● **Description of the task**: Transcribe every entry word for word. Skip the pictures.
Begin Data provided
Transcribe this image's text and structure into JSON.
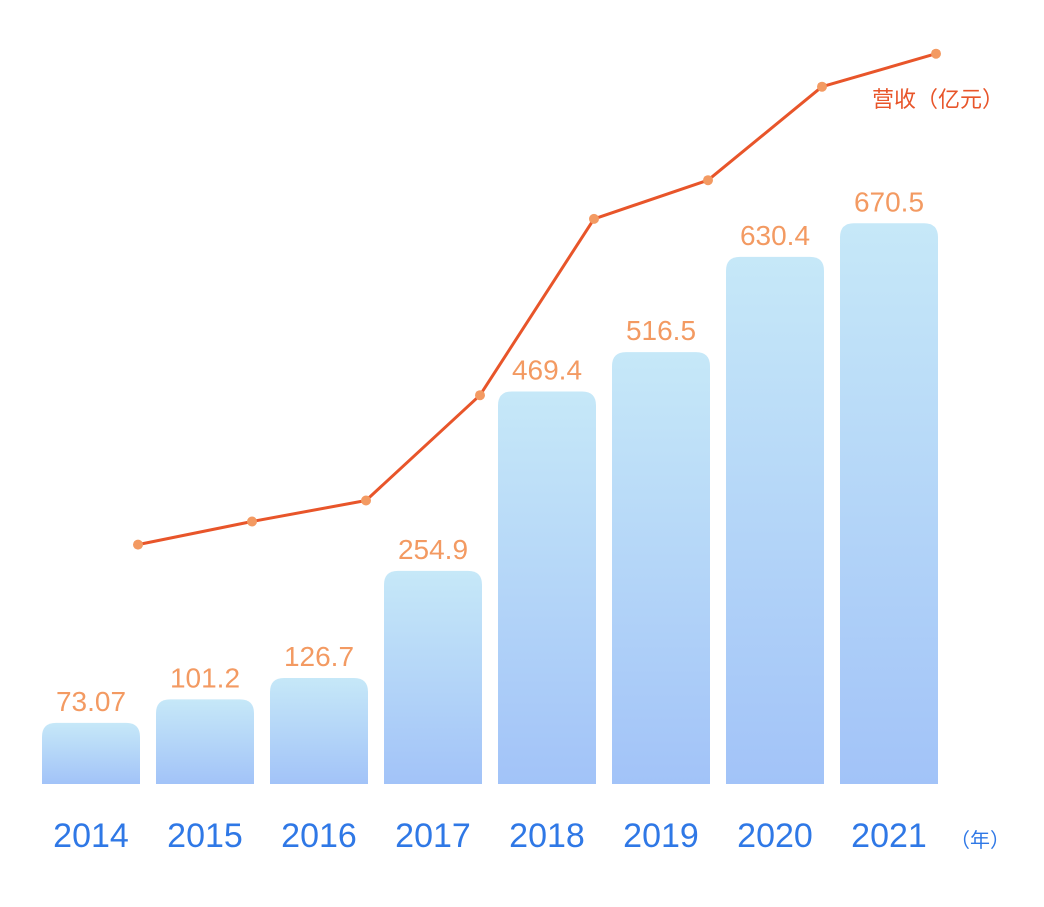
{
  "chart_data": {
    "type": "bar",
    "categories": [
      "2014",
      "2015",
      "2016",
      "2017",
      "2018",
      "2019",
      "2020",
      "2021"
    ],
    "values": [
      73.07,
      101.2,
      126.7,
      254.9,
      469.4,
      516.5,
      630.4,
      670.5
    ],
    "value_labels": [
      "73.07",
      "101.2",
      "126.7",
      "254.9",
      "469.4",
      "516.5",
      "630.4",
      "670.5"
    ],
    "series": [
      {
        "name": "营收（亿元）",
        "values": [
          73.07,
          101.2,
          126.7,
          254.9,
          469.4,
          516.5,
          630.4,
          670.5
        ]
      }
    ],
    "x_unit": "（年）",
    "ylim": [
      0,
      700
    ],
    "grid": false,
    "legend": "top-right",
    "colors": {
      "bar_top": "#c6e8f8",
      "bar_bottom": "#a2c3f8",
      "line": "#e8552a",
      "marker": "#f39a62",
      "value_label": "#f39a62",
      "year_label": "#2f78e6"
    }
  }
}
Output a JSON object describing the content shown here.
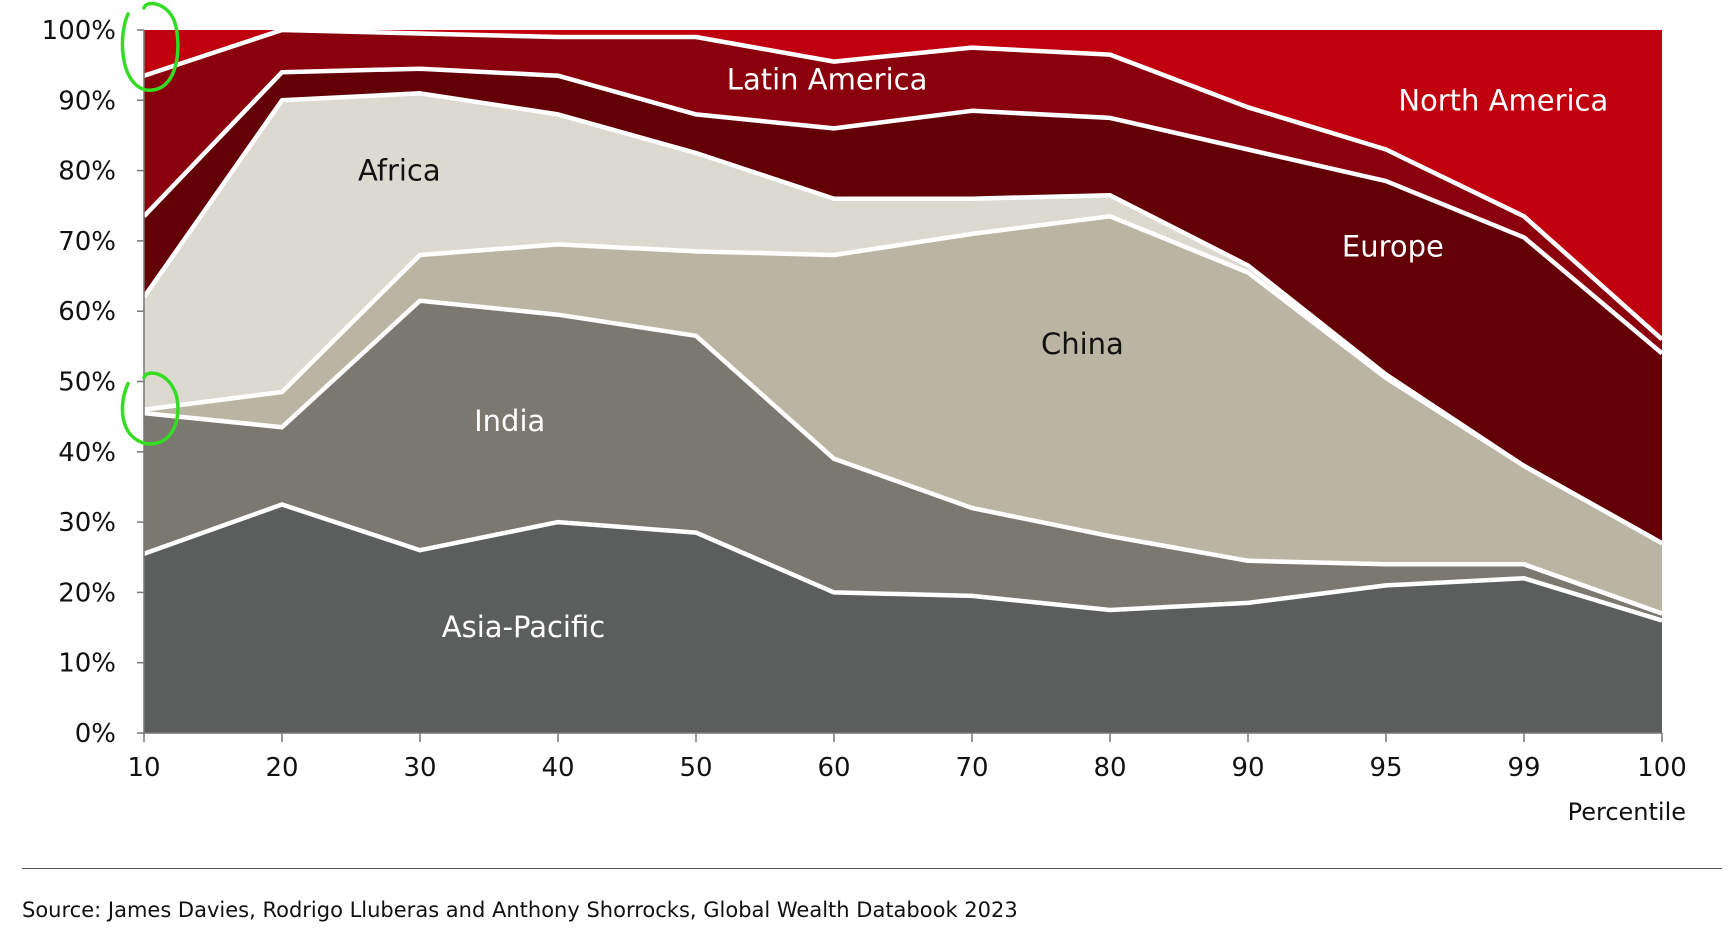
{
  "chart_data": {
    "type": "area",
    "stacked": true,
    "categories": [
      "10",
      "20",
      "30",
      "40",
      "50",
      "60",
      "70",
      "80",
      "90",
      "95",
      "99",
      "100"
    ],
    "y_tick_labels": [
      "0%",
      "10%",
      "20%",
      "30%",
      "40%",
      "50%",
      "60%",
      "70%",
      "80%",
      "90%",
      "100%"
    ],
    "ylim": [
      0,
      100
    ],
    "xlabel": "Percentile",
    "ylabel": "",
    "grid": false,
    "series": [
      {
        "name": "Asia-Pacific",
        "color": "#5b5e5c",
        "label_color": "#ffffff",
        "values": [
          25.5,
          32.5,
          26,
          30,
          28.5,
          20,
          19.5,
          17.5,
          18.5,
          21,
          22,
          16
        ]
      },
      {
        "name": "India",
        "color": "#7a7870",
        "label_color": "#ffffff",
        "values": [
          20,
          11,
          35.5,
          29.5,
          28,
          19,
          12.5,
          10.5,
          6,
          3,
          2,
          1
        ]
      },
      {
        "name": "China",
        "color": "#bab5a3",
        "label_color": "#111111",
        "values": [
          0.5,
          5,
          6.5,
          10,
          12,
          29,
          39,
          45.5,
          41,
          26.5,
          14,
          10
        ]
      },
      {
        "name": "Africa",
        "color": "#dcd9d1",
        "label_color": "#111111",
        "values": [
          16,
          41.5,
          23,
          18.5,
          14,
          8,
          5,
          3,
          1,
          0.5,
          0,
          0
        ]
      },
      {
        "name": "Europe",
        "color": "#630006",
        "label_color": "#ffffff",
        "values": [
          11.5,
          4,
          3.5,
          5.5,
          5.5,
          10,
          12.5,
          11,
          16.5,
          27.5,
          32.5,
          27
        ]
      },
      {
        "name": "Latin America",
        "color": "#8b000d",
        "label_color": "#ffffff",
        "values": [
          20,
          6,
          5,
          5.5,
          11,
          9.5,
          9,
          9,
          6,
          4.5,
          3,
          2
        ]
      },
      {
        "name": "North America",
        "color": "#c0000f",
        "label_color": "#ffffff",
        "values": [
          6.5,
          0,
          0.5,
          1,
          1.5,
          4.5,
          2.5,
          3.5,
          11,
          17,
          26.5,
          44
        ]
      }
    ],
    "annotations": [
      {
        "type": "hand-drawn circle",
        "color": "#33dd22",
        "x": "10",
        "y": 100
      },
      {
        "type": "hand-drawn circle",
        "color": "#33dd22",
        "x": "10",
        "y": 46
      }
    ]
  },
  "source_note": "Source: James Davies, Rodrigo Lluberas and Anthony Shorrocks, Global Wealth Databook 2023"
}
End Data provided
● **Completed task**:
Transcribe this image's text and structure into JSON.
{
  "chart_data": {
    "type": "bar",
    "categories": [
      "2014",
      "2015",
      "2016",
      "2017",
      "2018",
      "2019",
      "2020",
      "2021"
    ],
    "values": [
      73.07,
      101.2,
      126.7,
      254.9,
      469.4,
      516.5,
      630.4,
      670.5
    ],
    "value_labels": [
      "73.07",
      "101.2",
      "126.7",
      "254.9",
      "469.4",
      "516.5",
      "630.4",
      "670.5"
    ],
    "series": [
      {
        "name": "营收（亿元）",
        "values": [
          73.07,
          101.2,
          126.7,
          254.9,
          469.4,
          516.5,
          630.4,
          670.5
        ]
      }
    ],
    "x_unit": "（年）",
    "ylim": [
      0,
      700
    ],
    "grid": false,
    "legend": "top-right",
    "colors": {
      "bar_top": "#c6e8f8",
      "bar_bottom": "#a2c3f8",
      "line": "#e8552a",
      "marker": "#f39a62",
      "value_label": "#f39a62",
      "year_label": "#2f78e6"
    }
  }
}
Output a JSON object describing the content shown here.
{
  "chart_data": {
    "type": "area",
    "stacked": true,
    "categories": [
      "10",
      "20",
      "30",
      "40",
      "50",
      "60",
      "70",
      "80",
      "90",
      "95",
      "99",
      "100"
    ],
    "y_tick_labels": [
      "0%",
      "10%",
      "20%",
      "30%",
      "40%",
      "50%",
      "60%",
      "70%",
      "80%",
      "90%",
      "100%"
    ],
    "ylim": [
      0,
      100
    ],
    "xlabel": "Percentile",
    "ylabel": "",
    "grid": false,
    "series": [
      {
        "name": "Asia-Pacific",
        "color": "#5b5e5c",
        "label_color": "#ffffff",
        "values": [
          25.5,
          32.5,
          26,
          30,
          28.5,
          20,
          19.5,
          17.5,
          18.5,
          21,
          22,
          16
        ]
      },
      {
        "name": "India",
        "color": "#7a7870",
        "label_color": "#ffffff",
        "values": [
          20,
          11,
          35.5,
          29.5,
          28,
          19,
          12.5,
          10.5,
          6,
          3,
          2,
          1
        ]
      },
      {
        "name": "China",
        "color": "#bab5a3",
        "label_color": "#111111",
        "values": [
          0.5,
          5,
          6.5,
          10,
          12,
          29,
          39,
          45.5,
          41,
          26.5,
          14,
          10
        ]
      },
      {
        "name": "Africa",
        "color": "#dcd9d1",
        "label_color": "#111111",
        "values": [
          16,
          41.5,
          23,
          18.5,
          14,
          8,
          5,
          3,
          1,
          0.5,
          0,
          0
        ]
      },
      {
        "name": "Europe",
        "color": "#630006",
        "label_color": "#ffffff",
        "values": [
          11.5,
          4,
          3.5,
          5.5,
          5.5,
          10,
          12.5,
          11,
          16.5,
          27.5,
          32.5,
          27
        ]
      },
      {
        "name": "Latin America",
        "color": "#8b000d",
        "label_color": "#ffffff",
        "values": [
          20,
          6,
          5,
          5.5,
          11,
          9.5,
          9,
          9,
          6,
          4.5,
          3,
          2
        ]
      },
      {
        "name": "North America",
        "color": "#c0000f",
        "label_color": "#ffffff",
        "values": [
          6.5,
          0,
          0.5,
          1,
          1.5,
          4.5,
          2.5,
          3.5,
          11,
          17,
          26.5,
          44
        ]
      }
    ],
    "annotations": [
      {
        "type": "hand-drawn circle",
        "color": "#33dd22",
        "x": "10",
        "y": 100
      },
      {
        "type": "hand-drawn circle",
        "color": "#33dd22",
        "x": "10",
        "y": 46
      }
    ]
  },
  "source_note": "Source: James Davies, Rodrigo Lluberas and Anthony Shorrocks, Global Wealth Databook 2023"
}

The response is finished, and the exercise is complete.